■ **SHORT EXERCISE**
Check every line for the word "from" and state how many lines have it. Reply with the number alone.

(Saved entries)
┄┄┄┄┄┄
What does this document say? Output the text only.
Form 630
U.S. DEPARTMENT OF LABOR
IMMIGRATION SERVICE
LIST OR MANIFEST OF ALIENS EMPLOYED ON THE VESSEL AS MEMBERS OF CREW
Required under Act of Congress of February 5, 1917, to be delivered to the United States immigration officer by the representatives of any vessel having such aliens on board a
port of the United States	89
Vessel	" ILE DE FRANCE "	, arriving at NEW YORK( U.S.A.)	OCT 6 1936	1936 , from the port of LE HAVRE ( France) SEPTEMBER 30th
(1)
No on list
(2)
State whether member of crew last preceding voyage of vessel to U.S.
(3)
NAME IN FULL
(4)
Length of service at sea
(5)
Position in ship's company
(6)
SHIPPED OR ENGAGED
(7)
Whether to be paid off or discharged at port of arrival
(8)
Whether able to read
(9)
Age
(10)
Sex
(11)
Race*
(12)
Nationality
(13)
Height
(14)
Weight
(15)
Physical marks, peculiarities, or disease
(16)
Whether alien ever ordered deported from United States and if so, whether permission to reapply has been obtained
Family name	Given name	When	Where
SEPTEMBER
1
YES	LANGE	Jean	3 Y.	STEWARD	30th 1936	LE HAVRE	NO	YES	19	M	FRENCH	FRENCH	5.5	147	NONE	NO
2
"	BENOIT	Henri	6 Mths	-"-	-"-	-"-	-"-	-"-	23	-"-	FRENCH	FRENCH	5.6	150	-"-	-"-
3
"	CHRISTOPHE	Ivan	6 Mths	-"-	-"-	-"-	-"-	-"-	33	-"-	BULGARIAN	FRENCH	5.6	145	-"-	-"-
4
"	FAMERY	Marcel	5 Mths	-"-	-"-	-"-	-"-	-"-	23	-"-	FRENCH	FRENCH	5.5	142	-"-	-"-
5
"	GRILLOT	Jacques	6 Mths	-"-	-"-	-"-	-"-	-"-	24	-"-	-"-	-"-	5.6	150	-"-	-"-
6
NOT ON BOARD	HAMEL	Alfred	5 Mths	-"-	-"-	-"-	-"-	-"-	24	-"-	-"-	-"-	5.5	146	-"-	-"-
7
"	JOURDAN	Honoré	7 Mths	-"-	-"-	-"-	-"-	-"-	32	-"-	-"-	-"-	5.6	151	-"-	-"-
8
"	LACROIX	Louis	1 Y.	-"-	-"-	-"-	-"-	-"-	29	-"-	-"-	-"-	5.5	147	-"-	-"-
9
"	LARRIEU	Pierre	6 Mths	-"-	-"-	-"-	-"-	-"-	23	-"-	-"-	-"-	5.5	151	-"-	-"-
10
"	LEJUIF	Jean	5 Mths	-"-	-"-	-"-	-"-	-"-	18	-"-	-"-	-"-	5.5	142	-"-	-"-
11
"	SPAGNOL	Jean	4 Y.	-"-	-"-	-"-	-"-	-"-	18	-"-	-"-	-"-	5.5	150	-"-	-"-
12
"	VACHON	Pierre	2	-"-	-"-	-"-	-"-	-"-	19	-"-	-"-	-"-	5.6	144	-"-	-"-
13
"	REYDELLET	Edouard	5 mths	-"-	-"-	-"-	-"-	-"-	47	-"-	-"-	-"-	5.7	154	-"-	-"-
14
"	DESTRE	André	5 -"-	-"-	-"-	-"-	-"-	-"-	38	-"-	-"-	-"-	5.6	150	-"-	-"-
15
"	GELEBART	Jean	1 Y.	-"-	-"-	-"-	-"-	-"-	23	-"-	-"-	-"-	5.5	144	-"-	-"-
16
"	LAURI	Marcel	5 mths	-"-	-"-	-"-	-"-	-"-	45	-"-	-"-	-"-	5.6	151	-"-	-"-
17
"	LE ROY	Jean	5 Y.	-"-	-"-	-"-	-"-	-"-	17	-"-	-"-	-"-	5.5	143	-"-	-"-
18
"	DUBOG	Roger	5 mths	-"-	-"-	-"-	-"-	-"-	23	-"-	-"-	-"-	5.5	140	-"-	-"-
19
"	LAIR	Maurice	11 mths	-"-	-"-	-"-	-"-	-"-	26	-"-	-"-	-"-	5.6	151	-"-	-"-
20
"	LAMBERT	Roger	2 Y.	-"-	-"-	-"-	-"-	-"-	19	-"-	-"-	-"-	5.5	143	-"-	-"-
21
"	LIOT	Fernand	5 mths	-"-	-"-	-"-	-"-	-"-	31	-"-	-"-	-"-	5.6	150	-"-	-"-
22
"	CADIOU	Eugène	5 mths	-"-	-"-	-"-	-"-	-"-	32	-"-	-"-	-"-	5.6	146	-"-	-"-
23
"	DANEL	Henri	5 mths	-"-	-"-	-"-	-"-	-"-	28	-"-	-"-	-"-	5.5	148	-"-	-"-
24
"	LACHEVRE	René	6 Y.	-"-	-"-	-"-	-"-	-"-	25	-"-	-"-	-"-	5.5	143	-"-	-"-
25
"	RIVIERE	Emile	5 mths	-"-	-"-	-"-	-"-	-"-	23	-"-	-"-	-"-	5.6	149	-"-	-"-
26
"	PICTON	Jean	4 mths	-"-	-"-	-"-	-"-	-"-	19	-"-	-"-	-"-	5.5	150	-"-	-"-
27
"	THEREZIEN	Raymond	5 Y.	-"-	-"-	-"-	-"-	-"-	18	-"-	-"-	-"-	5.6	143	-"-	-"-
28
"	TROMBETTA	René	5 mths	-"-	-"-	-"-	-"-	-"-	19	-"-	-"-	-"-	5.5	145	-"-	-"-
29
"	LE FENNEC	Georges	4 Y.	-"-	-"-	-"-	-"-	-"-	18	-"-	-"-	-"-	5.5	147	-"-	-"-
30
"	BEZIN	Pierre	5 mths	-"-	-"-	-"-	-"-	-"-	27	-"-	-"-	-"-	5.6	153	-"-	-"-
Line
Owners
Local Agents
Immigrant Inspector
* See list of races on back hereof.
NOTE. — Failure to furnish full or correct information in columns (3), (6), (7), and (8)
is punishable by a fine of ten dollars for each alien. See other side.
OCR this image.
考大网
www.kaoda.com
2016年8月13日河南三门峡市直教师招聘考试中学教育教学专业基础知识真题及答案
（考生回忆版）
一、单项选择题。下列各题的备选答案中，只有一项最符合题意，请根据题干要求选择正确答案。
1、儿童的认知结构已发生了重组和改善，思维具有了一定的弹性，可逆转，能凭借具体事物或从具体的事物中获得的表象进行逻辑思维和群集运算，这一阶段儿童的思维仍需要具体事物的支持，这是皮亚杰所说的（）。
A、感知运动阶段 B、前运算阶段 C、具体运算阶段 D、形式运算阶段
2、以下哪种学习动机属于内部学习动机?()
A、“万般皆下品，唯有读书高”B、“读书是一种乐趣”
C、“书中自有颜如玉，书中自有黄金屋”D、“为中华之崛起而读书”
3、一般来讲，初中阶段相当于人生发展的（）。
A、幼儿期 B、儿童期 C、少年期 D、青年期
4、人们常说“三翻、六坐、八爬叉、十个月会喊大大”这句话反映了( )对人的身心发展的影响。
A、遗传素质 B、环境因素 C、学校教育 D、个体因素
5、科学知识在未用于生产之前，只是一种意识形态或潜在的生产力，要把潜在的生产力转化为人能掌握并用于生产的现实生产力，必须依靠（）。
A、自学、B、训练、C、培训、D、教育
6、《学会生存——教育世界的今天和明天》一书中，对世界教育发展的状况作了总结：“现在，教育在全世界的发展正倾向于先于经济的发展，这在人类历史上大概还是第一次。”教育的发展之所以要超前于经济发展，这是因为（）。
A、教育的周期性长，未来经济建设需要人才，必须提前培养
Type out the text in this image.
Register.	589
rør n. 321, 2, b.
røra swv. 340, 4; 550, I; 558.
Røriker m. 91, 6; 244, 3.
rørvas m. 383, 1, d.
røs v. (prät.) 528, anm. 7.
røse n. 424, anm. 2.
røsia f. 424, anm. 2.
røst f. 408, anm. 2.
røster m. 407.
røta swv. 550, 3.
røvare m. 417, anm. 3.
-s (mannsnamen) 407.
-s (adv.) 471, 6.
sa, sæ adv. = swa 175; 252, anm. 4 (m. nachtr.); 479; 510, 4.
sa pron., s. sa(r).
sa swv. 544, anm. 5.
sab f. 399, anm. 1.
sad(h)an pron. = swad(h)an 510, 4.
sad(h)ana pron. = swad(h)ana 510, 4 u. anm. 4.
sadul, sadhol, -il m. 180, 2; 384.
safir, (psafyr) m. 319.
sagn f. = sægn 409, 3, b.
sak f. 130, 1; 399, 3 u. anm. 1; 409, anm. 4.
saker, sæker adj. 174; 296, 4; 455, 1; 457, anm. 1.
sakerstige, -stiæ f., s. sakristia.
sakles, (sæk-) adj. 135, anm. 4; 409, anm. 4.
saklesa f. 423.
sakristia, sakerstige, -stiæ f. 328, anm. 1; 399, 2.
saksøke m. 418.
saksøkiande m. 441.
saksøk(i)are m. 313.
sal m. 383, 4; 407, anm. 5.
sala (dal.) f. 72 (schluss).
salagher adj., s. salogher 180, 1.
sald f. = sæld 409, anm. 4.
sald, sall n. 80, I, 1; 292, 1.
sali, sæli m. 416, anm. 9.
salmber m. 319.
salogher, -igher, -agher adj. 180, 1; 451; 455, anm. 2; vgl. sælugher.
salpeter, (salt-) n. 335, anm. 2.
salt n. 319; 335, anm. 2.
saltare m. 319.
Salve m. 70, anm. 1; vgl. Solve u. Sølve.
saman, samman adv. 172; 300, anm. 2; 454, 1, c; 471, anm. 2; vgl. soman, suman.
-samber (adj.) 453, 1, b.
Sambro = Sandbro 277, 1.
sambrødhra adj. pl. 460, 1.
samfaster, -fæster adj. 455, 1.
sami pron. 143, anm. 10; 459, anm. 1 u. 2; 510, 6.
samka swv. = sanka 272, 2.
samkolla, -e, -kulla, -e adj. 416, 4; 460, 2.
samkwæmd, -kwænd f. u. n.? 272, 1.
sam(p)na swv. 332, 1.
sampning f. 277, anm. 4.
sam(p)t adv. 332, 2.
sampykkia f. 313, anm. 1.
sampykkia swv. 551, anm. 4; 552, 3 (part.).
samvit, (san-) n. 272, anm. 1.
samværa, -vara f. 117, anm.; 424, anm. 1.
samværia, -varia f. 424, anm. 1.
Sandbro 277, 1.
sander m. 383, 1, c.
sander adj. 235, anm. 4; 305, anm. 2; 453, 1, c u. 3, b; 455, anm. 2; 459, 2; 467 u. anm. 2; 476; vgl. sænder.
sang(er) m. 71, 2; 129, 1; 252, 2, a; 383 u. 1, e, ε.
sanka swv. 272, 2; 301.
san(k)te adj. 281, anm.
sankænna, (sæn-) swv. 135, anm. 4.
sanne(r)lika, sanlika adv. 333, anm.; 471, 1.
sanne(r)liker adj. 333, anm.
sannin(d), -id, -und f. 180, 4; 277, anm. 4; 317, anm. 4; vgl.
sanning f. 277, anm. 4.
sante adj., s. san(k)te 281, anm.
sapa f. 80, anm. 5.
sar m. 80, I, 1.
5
┄┄┄┄┄┄
■ **OUTPUT FOR THIS EXERCISE**
2